-- start Supplied records --

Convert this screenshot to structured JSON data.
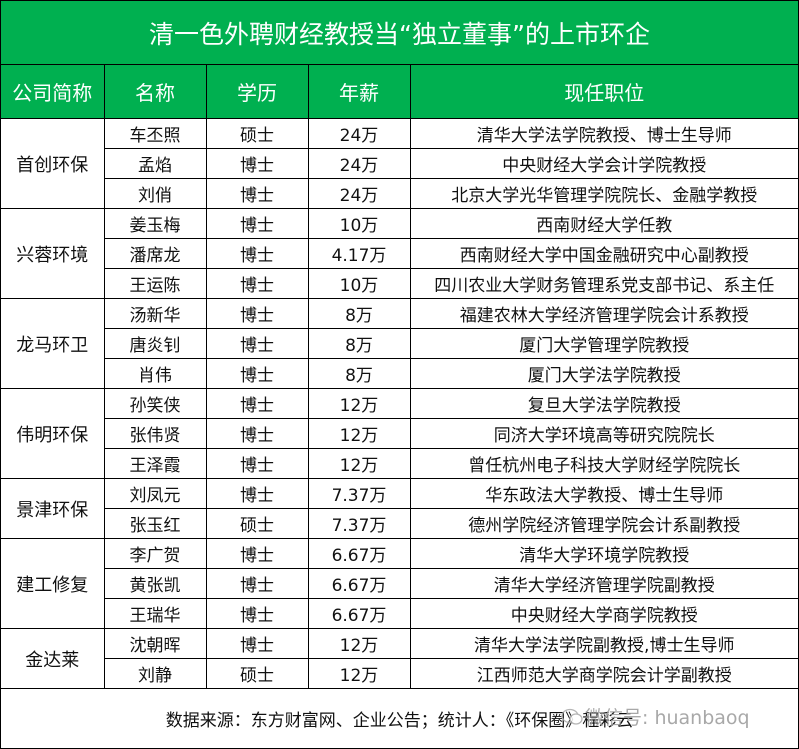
{
  "title": "清一色外聘财经教授当“独立董事”的上市环企",
  "headers": [
    "公司简称",
    "名称",
    "学历",
    "年薪",
    "现任职位"
  ],
  "groups": [
    {
      "company": "首创环保",
      "rows": [
        [
          "车丕照",
          "硕士",
          "24万",
          "清华大学法学院教授、博士生导师"
        ],
        [
          "孟焰",
          "博士",
          "24万",
          "中央财经大学会计学院教授"
        ],
        [
          "刘俏",
          "博士",
          "24万",
          "北京大学光华管理学院院长、金融学教授"
        ]
      ]
    },
    {
      "company": "兴蓉环境",
      "rows": [
        [
          "姜玉梅",
          "博士",
          "10万",
          "西南财经大学任教"
        ],
        [
          "潘席龙",
          "博士",
          "4.17万",
          "西南财经大学中国金融研究中心副教授"
        ],
        [
          "王运陈",
          "博士",
          "10万",
          "四川农业大学财务管理系党支部书记、系主任"
        ]
      ]
    },
    {
      "company": "龙马环卫",
      "rows": [
        [
          "汤新华",
          "博士",
          "8万",
          "福建农林大学经济管理学院会计系教授"
        ],
        [
          "唐炎钊",
          "博士",
          "8万",
          "厦门大学管理学院教授"
        ],
        [
          "肖伟",
          "博士",
          "8万",
          "厦门大学法学院教授"
        ]
      ]
    },
    {
      "company": "伟明环保",
      "rows": [
        [
          "孙笑侠",
          "博士",
          "12万",
          "复旦大学法学院教授"
        ],
        [
          "张伟贤",
          "博士",
          "12万",
          "同济大学环境高等研究院院长"
        ],
        [
          "王泽霞",
          "博士",
          "12万",
          "曾任杭州电子科技大学财经学院院长"
        ]
      ]
    },
    {
      "company": "景津环保",
      "rows": [
        [
          "刘凤元",
          "博士",
          "7.37万",
          "华东政法大学教授、博士生导师"
        ],
        [
          "张玉红",
          "硕士",
          "7.37万",
          "德州学院经济管理学院会计系副教授"
        ]
      ]
    },
    {
      "company": "建工修复",
      "rows": [
        [
          "李广贺",
          "博士",
          "6.67万",
          "清华大学环境学院教授"
        ],
        [
          "黄张凯",
          "博士",
          "6.67万",
          "清华大学经济管理学院副教授"
        ],
        [
          "王瑞华",
          "博士",
          "6.67万",
          "中央财经大学商学院教授"
        ]
      ]
    },
    {
      "company": "金达莱",
      "rows": [
        [
          "沈朝晖",
          "博士",
          "12万",
          "清华大学法学院副教授,博士生导师"
        ],
        [
          "刘静",
          "硕士",
          "12万",
          "江西师范大学商学院会计学副教授"
        ]
      ]
    }
  ],
  "footer": "数据来源：东方财富网、企业公告；统计人：《环保圈》程彩云",
  "watermark": "微信号: huanbaoq",
  "colors": {
    "header_bg": "#00B050",
    "header_text": "#FFFFFF"
  }
}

-- end Supplied records --

* [Problem to work on]: Reproduce all of the entries word for word, skipping any pictures they hold.

* [Written response]:
Convert this screenshot to structured JSON data.
{
  "title": "清一色外聘财经教授当“独立董事”的上市环企",
  "headers": [
    "公司简称",
    "名称",
    "学历",
    "年薪",
    "现任职位"
  ],
  "groups": [
    {
      "company": "首创环保",
      "rows": [
        [
          "车丕照",
          "硕士",
          "24万",
          "清华大学法学院教授、博士生导师"
        ],
        [
          "孟焰",
          "博士",
          "24万",
          "中央财经大学会计学院教授"
        ],
        [
          "刘俏",
          "博士",
          "24万",
          "北京大学光华管理学院院长、金融学教授"
        ]
      ]
    },
    {
      "company": "兴蓉环境",
      "rows": [
        [
          "姜玉梅",
          "博士",
          "10万",
          "西南财经大学任教"
        ],
        [
          "潘席龙",
          "博士",
          "4.17万",
          "西南财经大学中国金融研究中心副教授"
        ],
        [
          "王运陈",
          "博士",
          "10万",
          "四川农业大学财务管理系党支部书记、系主任"
        ]
      ]
    },
    {
      "company": "龙马环卫",
      "rows": [
        [
          "汤新华",
          "博士",
          "8万",
          "福建农林大学经济管理学院会计系教授"
        ],
        [
          "唐炎钊",
          "博士",
          "8万",
          "厦门大学管理学院教授"
        ],
        [
          "肖伟",
          "博士",
          "8万",
          "厦门大学法学院教授"
        ]
      ]
    },
    {
      "company": "伟明环保",
      "rows": [
        [
          "孙笑侠",
          "博士",
          "12万",
          "复旦大学法学院教授"
        ],
        [
          "张伟贤",
          "博士",
          "12万",
          "同济大学环境高等研究院院长"
        ],
        [
          "王泽霞",
          "博士",
          "12万",
          "曾任杭州电子科技大学财经学院院长"
        ]
      ]
    },
    {
      "company": "景津环保",
      "rows": [
        [
          "刘凤元",
          "博士",
          "7.37万",
          "华东政法大学教授、博士生导师"
        ],
        [
          "张玉红",
          "硕士",
          "7.37万",
          "德州学院经济管理学院会计系副教授"
        ]
      ]
    },
    {
      "company": "建工修复",
      "rows": [
        [
          "李广贺",
          "博士",
          "6.67万",
          "清华大学环境学院教授"
        ],
        [
          "黄张凯",
          "博士",
          "6.67万",
          "清华大学经济管理学院副教授"
        ],
        [
          "王瑞华",
          "博士",
          "6.67万",
          "中央财经大学商学院教授"
        ]
      ]
    },
    {
      "company": "金达莱",
      "rows": [
        [
          "沈朝晖",
          "博士",
          "12万",
          "清华大学法学院副教授,博士生导师"
        ],
        [
          "刘静",
          "硕士",
          "12万",
          "江西师范大学商学院会计学副教授"
        ]
      ]
    }
  ],
  "footer": "数据来源：东方财富网、企业公告；统计人：《环保圈》程彩云",
  "watermark": "微信号: huanbaoq",
  "colors": {
    "header_bg": "#00B050",
    "header_text": "#FFFFFF"
  }
}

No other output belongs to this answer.